* _RECORD SET_:
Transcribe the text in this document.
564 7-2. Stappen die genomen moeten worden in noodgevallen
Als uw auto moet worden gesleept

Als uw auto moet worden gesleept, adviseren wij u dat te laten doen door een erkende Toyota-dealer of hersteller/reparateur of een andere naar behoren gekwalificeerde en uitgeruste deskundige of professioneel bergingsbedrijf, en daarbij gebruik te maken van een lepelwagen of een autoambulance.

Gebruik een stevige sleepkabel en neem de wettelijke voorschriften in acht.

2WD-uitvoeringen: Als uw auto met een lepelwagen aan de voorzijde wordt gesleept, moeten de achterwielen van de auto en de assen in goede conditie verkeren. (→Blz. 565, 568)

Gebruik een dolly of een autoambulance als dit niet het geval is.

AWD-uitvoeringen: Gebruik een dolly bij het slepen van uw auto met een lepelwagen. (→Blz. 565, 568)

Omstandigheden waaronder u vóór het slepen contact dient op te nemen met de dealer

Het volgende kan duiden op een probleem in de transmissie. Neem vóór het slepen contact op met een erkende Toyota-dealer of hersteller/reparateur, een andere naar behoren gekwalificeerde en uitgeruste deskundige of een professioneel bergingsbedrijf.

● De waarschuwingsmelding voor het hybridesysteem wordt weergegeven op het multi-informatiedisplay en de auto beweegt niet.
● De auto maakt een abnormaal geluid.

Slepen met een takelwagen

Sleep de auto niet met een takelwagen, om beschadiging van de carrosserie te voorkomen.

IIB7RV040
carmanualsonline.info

* _EXERCISE INSTRUCTIONS_:
Exactly how many lines of the records hold "andere"? Give the number without any words.

* _TASK OUTPUT_:
2